→ Given request:
Rewrite the items from the line containing "lon-label-40e: 40°E xyxy=(132,660,164,675)" through the line containing "anomaly-region-korea-mod xyxy=(586,395,616,417)", substituting "Departure from average" for "Difference from average" and leaving everything else unchanged.

--- Exercise input ---

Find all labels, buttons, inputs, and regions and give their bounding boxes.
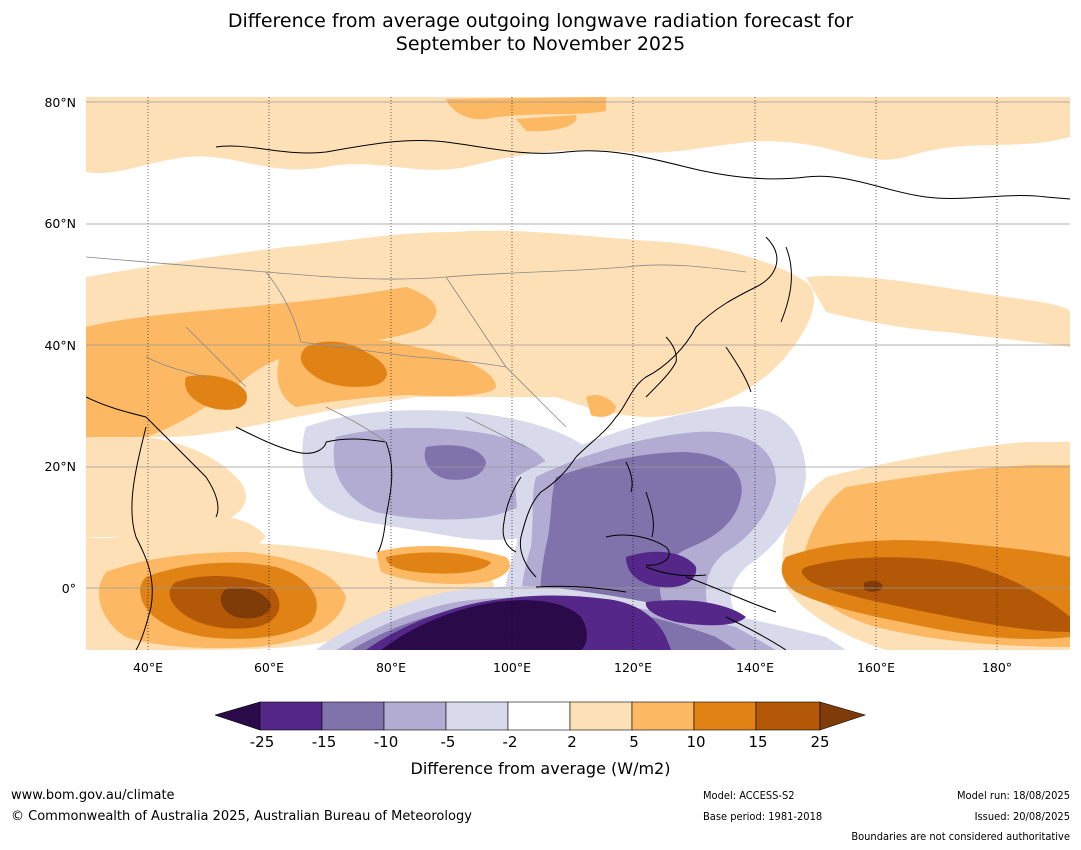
lon-label-40e: 40°E xyxy=(132,660,164,675)
colorbar-swatch-2 xyxy=(321,701,385,731)
lon-label-80e: 80°E xyxy=(375,660,407,675)
colorbar-label: Difference from average (W/m2) xyxy=(410,759,671,778)
lon-label-180: 180° xyxy=(981,660,1013,675)
anomaly-region-sio-neg-extreme xyxy=(381,600,587,650)
anomaly-region-korea-mod xyxy=(586,395,616,417)
anomaly-region-arctic-mod xyxy=(446,97,606,120)
lon-label-100e: 100°E xyxy=(492,660,532,675)
anomaly-region-arctic-mod-2 xyxy=(516,115,577,132)
anomaly-region-pacific-north-pos xyxy=(806,276,1070,347)
lon-label-120e: 120°E xyxy=(613,660,653,675)
colorbar-tick-8: 10 xyxy=(686,733,706,751)
footer-website-link[interactable]: www.bom.gov.au/climate xyxy=(11,788,175,803)
map-svg xyxy=(86,97,1070,650)
anomaly-region-tibet-strong xyxy=(300,341,387,387)
anomaly-region-pacific-pos-vstrong xyxy=(801,557,1070,632)
footer-issued: Issued: 20/08/2025 xyxy=(974,810,1070,823)
anomaly-region-wio-pos-extreme xyxy=(220,587,271,619)
colorbar-tick-7: 5 xyxy=(629,733,639,751)
anomaly-region-india-neg-strong xyxy=(424,445,486,480)
colorbar-tick-4: -5 xyxy=(440,733,456,751)
colorbar-tick-9: 15 xyxy=(748,733,768,751)
anomaly-region-centralasia-mod xyxy=(86,287,437,442)
anomaly-region-eurasia-pos xyxy=(86,230,815,437)
anomaly-region-middleeast-strong xyxy=(185,375,247,410)
footer-copyright: © Commonwealth of Australia 2025, Austra… xyxy=(11,809,472,824)
colorbar-swatch-9 xyxy=(755,701,821,731)
anomaly-region-arctic-pos xyxy=(86,97,1070,174)
colorbar xyxy=(215,701,867,731)
title-line-2: September to November 2025 xyxy=(395,33,686,55)
colorbar-tick-5: -2 xyxy=(502,733,518,751)
colorbar-tick-10: 25 xyxy=(810,733,830,751)
country-borders xyxy=(86,256,747,448)
footer-model: Model: ACCESS-S2 xyxy=(703,789,795,802)
footer-model-run: Model run: 18/08/2025 xyxy=(957,789,1070,802)
colorbar-tick-1: -25 xyxy=(249,733,275,751)
lat-label-40n: 40°N xyxy=(44,338,76,353)
footer-disclaimer: Boundaries are not considered authoritat… xyxy=(851,830,1070,843)
anomaly-region-io-eq-strong xyxy=(386,552,491,574)
anomaly-region-pacific-pos-extreme xyxy=(864,580,883,592)
anomaly-region-timor-neg-vstrong xyxy=(645,600,746,626)
anomaly-region-maritime-neg-vstrong xyxy=(626,551,697,588)
colorbar-tick-6: 2 xyxy=(567,733,577,751)
lat-label-60n: 60°N xyxy=(44,216,76,231)
footer-base-period: Base period: 1981-2018 xyxy=(703,810,823,823)
colorbar-swatch-above-max xyxy=(819,701,867,731)
lon-label-140e: 140°E xyxy=(735,660,775,675)
coastlines xyxy=(86,139,1070,650)
colorbar-tick-3: -10 xyxy=(373,733,399,751)
anomaly-region-arabia-pos xyxy=(86,437,246,537)
colorbar-swatch-7 xyxy=(631,701,695,731)
colorbar-swatch-4 xyxy=(445,701,509,731)
colorbar-swatch-5 xyxy=(507,701,571,731)
chart-title: Difference from average outgoing longwav… xyxy=(0,10,1081,56)
lat-label-20n: 20°N xyxy=(44,459,76,474)
colorbar-swatch-8 xyxy=(693,701,757,731)
colorbar-swatch-below-min xyxy=(215,701,261,731)
title-line-1: Difference from average outgoing longwav… xyxy=(227,10,854,32)
lat-label-80n: 80°N xyxy=(44,95,76,110)
olr-anomaly-map xyxy=(86,97,1070,650)
lon-label-160e: 160°E xyxy=(856,660,896,675)
lon-label-60e: 60°E xyxy=(253,660,285,675)
colorbar-swatch-6 xyxy=(569,701,633,731)
colorbar-swatch-1 xyxy=(259,701,323,731)
latitude-lines xyxy=(86,101,1070,589)
colorbar-tick-2: -15 xyxy=(311,733,337,751)
colorbar-swatch-3 xyxy=(383,701,447,731)
lat-label-equator: 0° xyxy=(61,581,76,596)
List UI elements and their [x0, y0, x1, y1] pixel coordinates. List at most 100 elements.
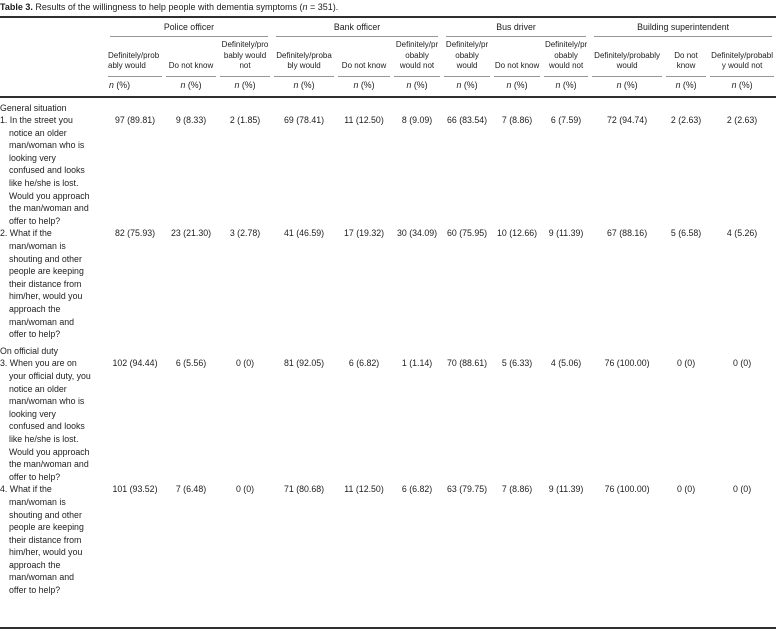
value-cell: 72 (94.74) [607, 115, 648, 126]
value-cell: 6 (6.82) [348, 358, 380, 369]
n-percent-cell: n (%) [272, 76, 337, 98]
value-cell: 82 (75.93) [114, 228, 156, 239]
n-percent-cell: n (%) [336, 76, 393, 98]
value-cell: 4 (5.26) [726, 228, 758, 239]
stub-n-cell [0, 76, 106, 98]
n-symbol: n [109, 79, 114, 90]
n-percent-cell: n (%) [492, 76, 543, 98]
question-text: 1. In the street you notice an older man… [0, 115, 90, 226]
group-header-label: Bus driver [446, 18, 587, 37]
section-row: On official duty [0, 341, 776, 358]
n-percent-cell: n (%) [542, 76, 591, 98]
value-cell: 5 (6.58) [670, 228, 702, 239]
n-symbol: n [731, 79, 737, 90]
value-cell: 6 (7.59) [550, 115, 582, 126]
value-cell: 9 (11.39) [548, 228, 584, 239]
n-percent-cell: n (%) [442, 76, 493, 98]
section-row: General situation [0, 97, 776, 115]
value-cell: 0 (0) [235, 358, 255, 369]
value-cell: 0 (0) [733, 484, 752, 495]
stub-header-cell [0, 37, 106, 77]
group-header-police-officer: Police officer [106, 17, 272, 37]
column-header-would-not: Definitely/probably would not [542, 37, 590, 77]
n-symbol: n [234, 79, 240, 90]
value-cell: 1 (1.14) [401, 358, 433, 369]
n-symbol: n [456, 79, 462, 90]
group-header-label: Building superintendent [594, 18, 773, 37]
table-caption: Table 3. Results of the willingness to h… [0, 1, 776, 13]
value-cell: 7 (8.86) [501, 115, 533, 126]
question-row: 4. What if the man/woman is shouting and… [0, 483, 776, 596]
n-symbol: n [506, 79, 512, 90]
value-cell: 7 (8.86) [501, 484, 533, 495]
n-percent-cell: n (%) [664, 76, 709, 98]
value-cell: 71 (80.68) [283, 484, 325, 495]
value-cell: 0 (0) [733, 358, 752, 369]
column-header-label: Definitely/probably would [444, 40, 491, 77]
value-cell: 0 (0) [677, 358, 696, 369]
n-percent-cell: n (%) [164, 76, 218, 98]
column-header-label: Do not know [338, 61, 391, 77]
value-cell: 8 (9.09) [401, 115, 433, 126]
value-cell: 7 (6.48) [175, 484, 207, 495]
section-label: General situation [0, 102, 67, 113]
column-header-label: Definitely/probably would not [544, 40, 589, 77]
column-header-definitely-would: Definitely/probably would [590, 37, 664, 77]
value-cell: 67 (88.16) [607, 228, 648, 239]
value-cell: 6 (6.82) [401, 484, 433, 495]
column-header-definitely-would: Definitely/probably would [272, 37, 336, 77]
n-symbol: n [616, 79, 622, 90]
value-cell: 30 (34.09) [396, 228, 438, 239]
value-cell: 4 (5.06) [550, 358, 582, 369]
value-cell: 17 (19.32) [343, 228, 385, 239]
column-header-do-not-know: Do not know [492, 37, 542, 77]
value-cell: 41 (46.59) [283, 228, 325, 239]
n-percent-cell: n (%) [590, 76, 665, 98]
column-header-definitely-would: Definitely/probably would [106, 37, 164, 77]
question-cell: 2. What if the man/woman is shouting and… [0, 227, 106, 340]
column-header-would-not: Definitely/probably would not [218, 37, 272, 77]
value-cell: 23 (21.30) [170, 228, 212, 239]
question-text: 4. What if the man/woman is shouting and… [0, 484, 84, 596]
table-body: General situation 1. In the street you no… [0, 97, 776, 597]
value-cell: 60 (75.95) [446, 228, 488, 239]
question-cell: 4. What if the man/woman is shouting and… [0, 483, 106, 596]
stub-header-cell [0, 17, 106, 37]
column-header-would-not: Definitely/probably would not [392, 37, 442, 77]
value-cell: 2 (2.63) [726, 115, 758, 126]
column-header-label: Definitely/probably would not [394, 40, 441, 77]
n-percent-cell: n (%) [708, 76, 776, 98]
n-symbol: n [293, 79, 299, 90]
section-label: On official duty [0, 345, 59, 356]
value-cell: 0 (0) [677, 484, 696, 495]
value-cell: 2 (2.63) [670, 115, 702, 126]
column-header-label: Definitely/probably would [274, 51, 335, 77]
n-symbol: n [675, 79, 681, 90]
column-header-would-not: Definitely/probably would not [708, 37, 776, 77]
n-percent-row: n (%) n (%) n (%) n (%) n (%) n (%) n (%) n (%)… [0, 76, 776, 98]
value-cell: 97 (89.81) [114, 115, 156, 126]
group-header-building-superintendent: Building superintendent [590, 17, 776, 37]
value-cell: 11 (12.50) [344, 484, 384, 495]
value-cell: 76 (100.00) [604, 358, 650, 369]
value-cell: 81 (92.05) [283, 358, 325, 369]
group-header-label: Police officer [110, 18, 269, 37]
value-cell: 69 (78.41) [283, 115, 325, 126]
value-cell: 76 (100.00) [604, 484, 650, 495]
column-header-label: Do not know [494, 61, 541, 77]
table-caption-number: Table 3. [0, 2, 33, 12]
value-cell: 0 (0) [235, 484, 255, 495]
value-cell: 66 (83.54) [446, 115, 488, 126]
value-cell: 9 (8.33) [175, 115, 207, 126]
question-row: 2. What if the man/woman is shouting and… [0, 227, 776, 340]
group-header-label: Bank officer [276, 18, 439, 37]
column-header-label: Definitely/probably would [108, 51, 162, 77]
n-symbol: n [353, 79, 359, 90]
column-header-do-not-know: Do not know [664, 37, 708, 77]
value-cell: 2 (1.85) [229, 115, 261, 126]
question-row: 1. In the street you notice an older man… [0, 114, 776, 227]
question-text: 2. What if the man/woman is shouting and… [0, 228, 84, 340]
column-header-label: Definitely/probably would [592, 51, 663, 77]
table-caption-tail: = 351). [307, 2, 339, 12]
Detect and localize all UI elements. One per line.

---

→ Task response:
lon-label-40e: 40°E xyxy=(132,660,164,675)
colorbar-swatch-2 xyxy=(321,701,385,731)
lon-label-80e: 80°E xyxy=(375,660,407,675)
colorbar-label: Departure from average (W/m2) xyxy=(410,759,671,778)
lon-label-180: 180° xyxy=(981,660,1013,675)
anomaly-region-sio-neg-extreme xyxy=(381,600,587,650)
anomaly-region-korea-mod xyxy=(586,395,616,417)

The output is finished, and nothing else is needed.